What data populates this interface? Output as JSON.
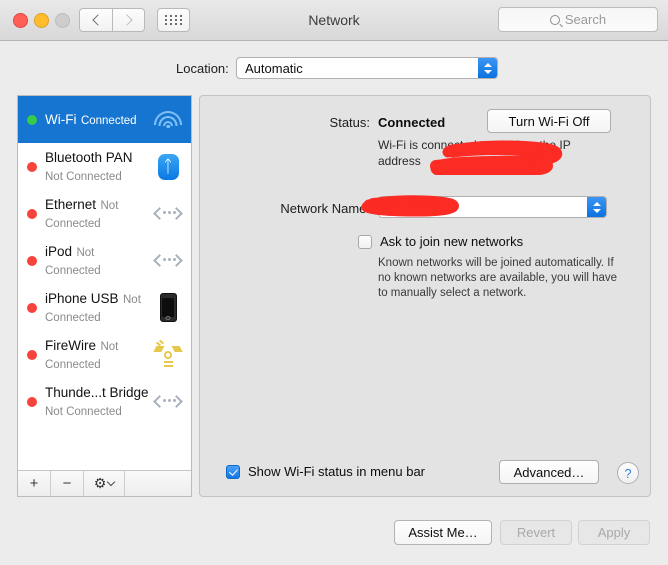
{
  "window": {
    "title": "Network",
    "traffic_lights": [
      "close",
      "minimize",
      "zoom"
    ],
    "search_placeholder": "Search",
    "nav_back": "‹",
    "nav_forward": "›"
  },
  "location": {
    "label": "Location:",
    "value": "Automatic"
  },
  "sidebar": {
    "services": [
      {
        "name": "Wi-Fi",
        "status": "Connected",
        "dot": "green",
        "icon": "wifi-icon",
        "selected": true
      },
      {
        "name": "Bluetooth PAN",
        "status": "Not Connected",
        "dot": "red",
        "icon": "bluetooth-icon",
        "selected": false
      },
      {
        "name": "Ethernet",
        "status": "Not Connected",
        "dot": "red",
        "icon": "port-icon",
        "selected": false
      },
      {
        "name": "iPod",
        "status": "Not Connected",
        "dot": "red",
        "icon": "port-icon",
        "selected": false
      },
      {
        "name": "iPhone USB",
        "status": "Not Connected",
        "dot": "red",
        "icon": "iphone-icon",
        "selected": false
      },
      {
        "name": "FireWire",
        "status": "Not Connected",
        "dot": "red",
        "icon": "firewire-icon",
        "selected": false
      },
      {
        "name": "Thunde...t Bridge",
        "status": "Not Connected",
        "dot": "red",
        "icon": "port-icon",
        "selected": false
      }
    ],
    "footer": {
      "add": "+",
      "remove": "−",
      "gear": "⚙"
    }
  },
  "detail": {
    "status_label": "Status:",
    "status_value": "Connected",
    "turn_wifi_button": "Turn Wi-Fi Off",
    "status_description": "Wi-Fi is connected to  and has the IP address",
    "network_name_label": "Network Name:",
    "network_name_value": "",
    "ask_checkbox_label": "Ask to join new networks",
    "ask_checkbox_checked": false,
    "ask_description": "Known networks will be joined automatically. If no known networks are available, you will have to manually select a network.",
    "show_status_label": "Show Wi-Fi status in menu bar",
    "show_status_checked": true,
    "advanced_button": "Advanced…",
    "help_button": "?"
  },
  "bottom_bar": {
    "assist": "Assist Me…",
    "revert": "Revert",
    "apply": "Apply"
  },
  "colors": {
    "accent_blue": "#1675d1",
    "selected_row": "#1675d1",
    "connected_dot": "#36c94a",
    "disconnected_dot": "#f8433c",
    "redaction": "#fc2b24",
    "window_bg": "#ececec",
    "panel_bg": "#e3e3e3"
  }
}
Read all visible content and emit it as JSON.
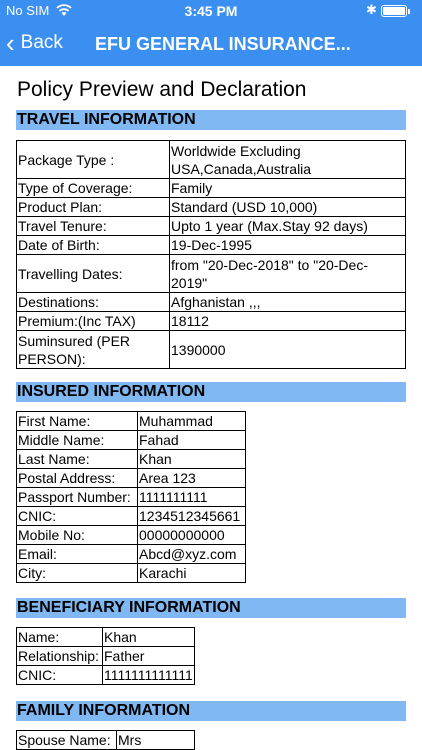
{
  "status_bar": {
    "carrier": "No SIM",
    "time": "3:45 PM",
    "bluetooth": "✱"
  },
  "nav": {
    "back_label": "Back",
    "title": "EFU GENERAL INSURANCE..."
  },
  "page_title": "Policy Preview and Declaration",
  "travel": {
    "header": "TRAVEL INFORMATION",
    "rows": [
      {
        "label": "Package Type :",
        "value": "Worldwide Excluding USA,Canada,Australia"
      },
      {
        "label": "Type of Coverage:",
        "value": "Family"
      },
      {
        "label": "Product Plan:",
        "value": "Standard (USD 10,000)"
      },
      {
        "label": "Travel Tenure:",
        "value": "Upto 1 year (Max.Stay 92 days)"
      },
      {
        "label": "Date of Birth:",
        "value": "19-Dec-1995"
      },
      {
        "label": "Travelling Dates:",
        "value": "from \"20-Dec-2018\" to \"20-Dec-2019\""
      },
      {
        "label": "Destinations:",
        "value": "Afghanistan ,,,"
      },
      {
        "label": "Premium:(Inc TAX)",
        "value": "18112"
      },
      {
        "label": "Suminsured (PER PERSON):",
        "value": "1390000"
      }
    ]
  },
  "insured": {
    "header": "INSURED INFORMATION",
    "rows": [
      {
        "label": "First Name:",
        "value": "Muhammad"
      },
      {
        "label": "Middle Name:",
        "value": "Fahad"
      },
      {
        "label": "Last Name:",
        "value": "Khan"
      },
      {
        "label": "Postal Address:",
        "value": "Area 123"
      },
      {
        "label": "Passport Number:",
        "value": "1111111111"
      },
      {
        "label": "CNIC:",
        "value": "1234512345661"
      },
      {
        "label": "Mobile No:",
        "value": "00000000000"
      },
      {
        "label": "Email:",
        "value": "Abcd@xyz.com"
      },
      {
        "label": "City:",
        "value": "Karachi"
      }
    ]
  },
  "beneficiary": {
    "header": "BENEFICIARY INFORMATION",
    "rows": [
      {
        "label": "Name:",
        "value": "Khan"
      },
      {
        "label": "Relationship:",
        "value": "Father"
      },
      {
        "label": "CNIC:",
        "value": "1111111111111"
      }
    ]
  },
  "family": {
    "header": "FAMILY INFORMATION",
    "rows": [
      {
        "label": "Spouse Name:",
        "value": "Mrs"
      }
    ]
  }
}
--- --- ---
**Work instructions**
Go through the data and gather every line that holds "Type".

**Written solution**
        "label": "Package Type :",
        "label": "Type of Coverage:",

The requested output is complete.